GIVEN DATA:
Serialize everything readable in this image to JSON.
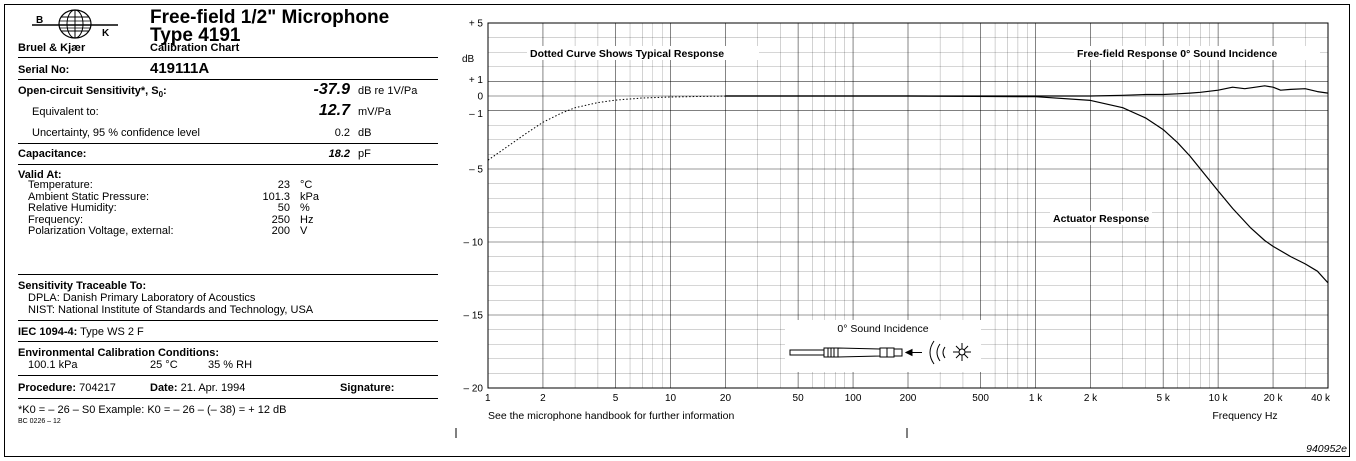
{
  "header": {
    "logo_text_b": "B",
    "logo_text_k": "K",
    "company": "Bruel & Kjær",
    "title_line1": "Free-field 1/2\" Microphone",
    "title_line2": "Type 4191",
    "subtitle": "Calibration Chart"
  },
  "serial": {
    "label": "Serial No:",
    "value": "419111A"
  },
  "sensitivity": {
    "label": "Open-circuit Sensitivity*, S",
    "label_sub": "0",
    "label_tail": ":",
    "value": "-37.9",
    "unit": "dB re 1V/Pa",
    "equiv_label": "Equivalent to:",
    "equiv_value": "12.7",
    "equiv_unit": "mV/Pa",
    "uncert_label": "Uncertainty, 95 % confidence level",
    "uncert_value": "0.2",
    "uncert_unit": "dB"
  },
  "capacitance": {
    "label": "Capacitance:",
    "value": "18.2",
    "unit": "pF"
  },
  "valid_at": {
    "label": "Valid At:",
    "rows": [
      {
        "name": "Temperature:",
        "value": "23",
        "unit": "°C"
      },
      {
        "name": "Ambient Static Pressure:",
        "value": "101.3",
        "unit": "kPa"
      },
      {
        "name": "Relative Humidity:",
        "value": "50",
        "unit": "%"
      },
      {
        "name": "Frequency:",
        "value": "250",
        "unit": "Hz"
      },
      {
        "name": "Polarization Voltage, external:",
        "value": "200",
        "unit": "V"
      }
    ]
  },
  "traceable": {
    "label": "Sensitivity Traceable To:",
    "line1": "DPLA: Danish Primary Laboratory of Acoustics",
    "line2": "NIST:  National Institute of Standards and Technology, USA"
  },
  "iec": {
    "label": "IEC 1094-4:",
    "value": "Type WS 2 F"
  },
  "env": {
    "label": "Environmental Calibration Conditions:",
    "pressure": "100.1 kPa",
    "temp": "25 °C",
    "rh": "35 % RH"
  },
  "procedure": {
    "label": "Procedure:",
    "value": "704217",
    "date_label": "Date:",
    "date_value": "21. Apr. 1994",
    "signature_label": "Signature:"
  },
  "footnote": {
    "text": "*K0 = – 26 – S0  Example: K0 = – 26 – (– 38) = + 12 dB",
    "code": "BC 0226 – 12"
  },
  "figure_code": "940952e",
  "chart_data": {
    "type": "line",
    "x_scale": "log",
    "xlim": [
      1,
      40000
    ],
    "ylim": [
      -20,
      5
    ],
    "ylabel": "dB",
    "xlabel": "Frequency Hz",
    "y_ticks": [
      "+ 5",
      "+ 1",
      "0",
      "– 1",
      "– 5",
      "– 10",
      "– 15",
      "– 20"
    ],
    "y_tick_values": [
      5,
      1,
      0,
      -1,
      -5,
      -10,
      -15,
      -20
    ],
    "x_ticks": [
      "1",
      "2",
      "5",
      "10",
      "20",
      "50",
      "100",
      "200",
      "500",
      "1 k",
      "2 k",
      "5 k",
      "10 k",
      "20 k",
      "40 k"
    ],
    "x_tick_values": [
      1,
      2,
      5,
      10,
      20,
      50,
      100,
      200,
      500,
      1000,
      2000,
      5000,
      10000,
      20000,
      40000
    ],
    "grid": true,
    "annotations": {
      "dotted_note": "Dotted Curve Shows Typical Response",
      "freefield_note": "Free-field Response 0° Sound Incidence",
      "actuator_note": "Actuator Response",
      "incidence_label": "0° Sound Incidence",
      "handbook_note": "See the microphone handbook for further information"
    },
    "series": [
      {
        "name": "Dotted Curve Shows Typical Response",
        "style": "dotted",
        "x": [
          1,
          1.3,
          1.6,
          2,
          2.5,
          3,
          4,
          5,
          7,
          10,
          15,
          20
        ],
        "y": [
          -4.4,
          -3.4,
          -2.6,
          -1.8,
          -1.2,
          -0.8,
          -0.45,
          -0.28,
          -0.14,
          -0.07,
          -0.03,
          -0.01
        ]
      },
      {
        "name": "Free-field Response 0° Sound Incidence",
        "style": "solid",
        "x": [
          20,
          100,
          500,
          1000,
          2000,
          3000,
          4000,
          5000,
          6000,
          7000,
          8000,
          10000,
          12000,
          14000,
          16000,
          18000,
          20000,
          22000,
          25000,
          30000,
          35000,
          40000
        ],
        "y": [
          0,
          0,
          0,
          0,
          0,
          0.05,
          0.1,
          0.1,
          0.15,
          0.2,
          0.25,
          0.4,
          0.6,
          0.5,
          0.6,
          0.7,
          0.6,
          0.4,
          0.45,
          0.5,
          0.3,
          0.2
        ]
      },
      {
        "name": "Actuator Response",
        "style": "solid",
        "x": [
          20,
          200,
          1000,
          2000,
          3000,
          4000,
          5000,
          6000,
          7000,
          8000,
          10000,
          12000,
          15000,
          18000,
          20000,
          25000,
          30000,
          35000,
          40000
        ],
        "y": [
          0,
          0,
          -0.05,
          -0.3,
          -0.8,
          -1.5,
          -2.3,
          -3.2,
          -4.1,
          -5.0,
          -6.5,
          -7.7,
          -9.0,
          -9.9,
          -10.3,
          -11.0,
          -11.5,
          -12.0,
          -12.8
        ]
      }
    ]
  }
}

TO BE DONE:
Say how many lines in the records contain the string "Frequency", and say nothing else.

CORRECT RESULT:
2